START

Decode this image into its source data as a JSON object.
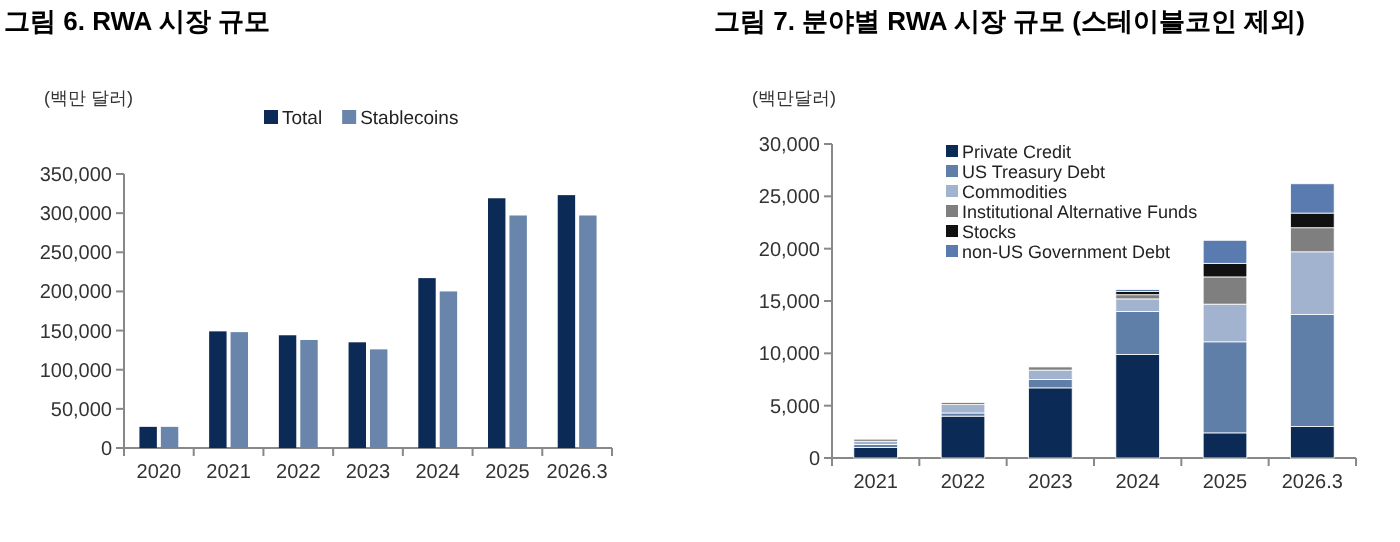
{
  "chart_data": [
    {
      "type": "bar",
      "title": "그림 6. RWA 시장 규모",
      "ylabel": "(백만 달러)",
      "categories": [
        "2020",
        "2021",
        "2022",
        "2023",
        "2024",
        "2025",
        "2026.3"
      ],
      "series": [
        {
          "name": "Total",
          "color": "#0b2a55",
          "values": [
            27000,
            149000,
            144000,
            135000,
            217000,
            319000,
            323000
          ]
        },
        {
          "name": "Stablecoins",
          "color": "#6a85ab",
          "values": [
            27000,
            148000,
            138000,
            126000,
            200000,
            297000,
            297000
          ]
        }
      ],
      "ylim": [
        0,
        350000
      ],
      "yticks": [
        0,
        {
          "value": 50000,
          "label": "50,000"
        },
        {
          "value": 100000,
          "label": "100,000"
        },
        {
          "value": 150000,
          "label": "150,000"
        },
        {
          "value": 200000,
          "label": "200,000"
        },
        {
          "value": 250000,
          "label": "250,000"
        },
        {
          "value": 300000,
          "label": "300,000"
        },
        {
          "value": 350000,
          "label": "350,000"
        }
      ],
      "legend": "top",
      "grid": false
    },
    {
      "type": "bar",
      "stacked": true,
      "title": "그림 7. 분야별 RWA 시장 규모 (스테이블코인 제외)",
      "ylabel": "(백만달러)",
      "categories": [
        "2021",
        "2022",
        "2023",
        "2024",
        "2025",
        "2026.3"
      ],
      "series": [
        {
          "name": "Private Credit",
          "color": "#0b2a55",
          "values": [
            1000,
            4000,
            6700,
            9900,
            2400,
            3000
          ]
        },
        {
          "name": "US Treasury Debt",
          "color": "#5f7ea8",
          "values": [
            300,
            300,
            800,
            4100,
            8700,
            10700
          ]
        },
        {
          "name": "Commodities",
          "color": "#a2b3cf",
          "values": [
            300,
            800,
            900,
            1200,
            3600,
            6000
          ]
        },
        {
          "name": "Institutional Alternative Funds",
          "color": "#7f7f7f",
          "values": [
            200,
            200,
            300,
            400,
            2600,
            2300
          ]
        },
        {
          "name": "Stocks",
          "color": "#111111",
          "values": [
            null,
            null,
            null,
            300,
            1300,
            1400
          ]
        },
        {
          "name": "non-US Government Debt",
          "color": "#5a7bb0",
          "values": [
            null,
            null,
            null,
            200,
            2200,
            2800
          ]
        }
      ],
      "ylim": [
        0,
        30000
      ],
      "yticks": [
        0,
        {
          "value": 5000,
          "label": "5,000"
        },
        {
          "value": 10000,
          "label": "10,000"
        },
        {
          "value": 15000,
          "label": "15,000"
        },
        {
          "value": 20000,
          "label": "20,000"
        },
        {
          "value": 25000,
          "label": "25,000"
        },
        {
          "value": 30000,
          "label": "30,000"
        }
      ],
      "legend": "top left",
      "grid": false
    }
  ]
}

END

▶ WHAT IS NEEDED
Except for the pictures, give all the material above again verbatim.

▶ RESPONSE
Decode this image into its source data as a JSON object.
{
  "chart_data": [
    {
      "type": "bar",
      "title": "그림 6. RWA 시장 규모",
      "ylabel": "(백만 달러)",
      "categories": [
        "2020",
        "2021",
        "2022",
        "2023",
        "2024",
        "2025",
        "2026.3"
      ],
      "series": [
        {
          "name": "Total",
          "color": "#0b2a55",
          "values": [
            27000,
            149000,
            144000,
            135000,
            217000,
            319000,
            323000
          ]
        },
        {
          "name": "Stablecoins",
          "color": "#6a85ab",
          "values": [
            27000,
            148000,
            138000,
            126000,
            200000,
            297000,
            297000
          ]
        }
      ],
      "ylim": [
        0,
        350000
      ],
      "yticks": [
        0,
        {
          "value": 50000,
          "label": "50,000"
        },
        {
          "value": 100000,
          "label": "100,000"
        },
        {
          "value": 150000,
          "label": "150,000"
        },
        {
          "value": 200000,
          "label": "200,000"
        },
        {
          "value": 250000,
          "label": "250,000"
        },
        {
          "value": 300000,
          "label": "300,000"
        },
        {
          "value": 350000,
          "label": "350,000"
        }
      ],
      "legend": "top",
      "grid": false
    },
    {
      "type": "bar",
      "stacked": true,
      "title": "그림 7. 분야별 RWA 시장 규모 (스테이블코인 제외)",
      "ylabel": "(백만달러)",
      "categories": [
        "2021",
        "2022",
        "2023",
        "2024",
        "2025",
        "2026.3"
      ],
      "series": [
        {
          "name": "Private Credit",
          "color": "#0b2a55",
          "values": [
            1000,
            4000,
            6700,
            9900,
            2400,
            3000
          ]
        },
        {
          "name": "US Treasury Debt",
          "color": "#5f7ea8",
          "values": [
            300,
            300,
            800,
            4100,
            8700,
            10700
          ]
        },
        {
          "name": "Commodities",
          "color": "#a2b3cf",
          "values": [
            300,
            800,
            900,
            1200,
            3600,
            6000
          ]
        },
        {
          "name": "Institutional Alternative Funds",
          "color": "#7f7f7f",
          "values": [
            200,
            200,
            300,
            400,
            2600,
            2300
          ]
        },
        {
          "name": "Stocks",
          "color": "#111111",
          "values": [
            null,
            null,
            null,
            300,
            1300,
            1400
          ]
        },
        {
          "name": "non-US Government Debt",
          "color": "#5a7bb0",
          "values": [
            null,
            null,
            null,
            200,
            2200,
            2800
          ]
        }
      ],
      "ylim": [
        0,
        30000
      ],
      "yticks": [
        0,
        {
          "value": 5000,
          "label": "5,000"
        },
        {
          "value": 10000,
          "label": "10,000"
        },
        {
          "value": 15000,
          "label": "15,000"
        },
        {
          "value": 20000,
          "label": "20,000"
        },
        {
          "value": 25000,
          "label": "25,000"
        },
        {
          "value": 30000,
          "label": "30,000"
        }
      ],
      "legend": "top left",
      "grid": false
    }
  ]
}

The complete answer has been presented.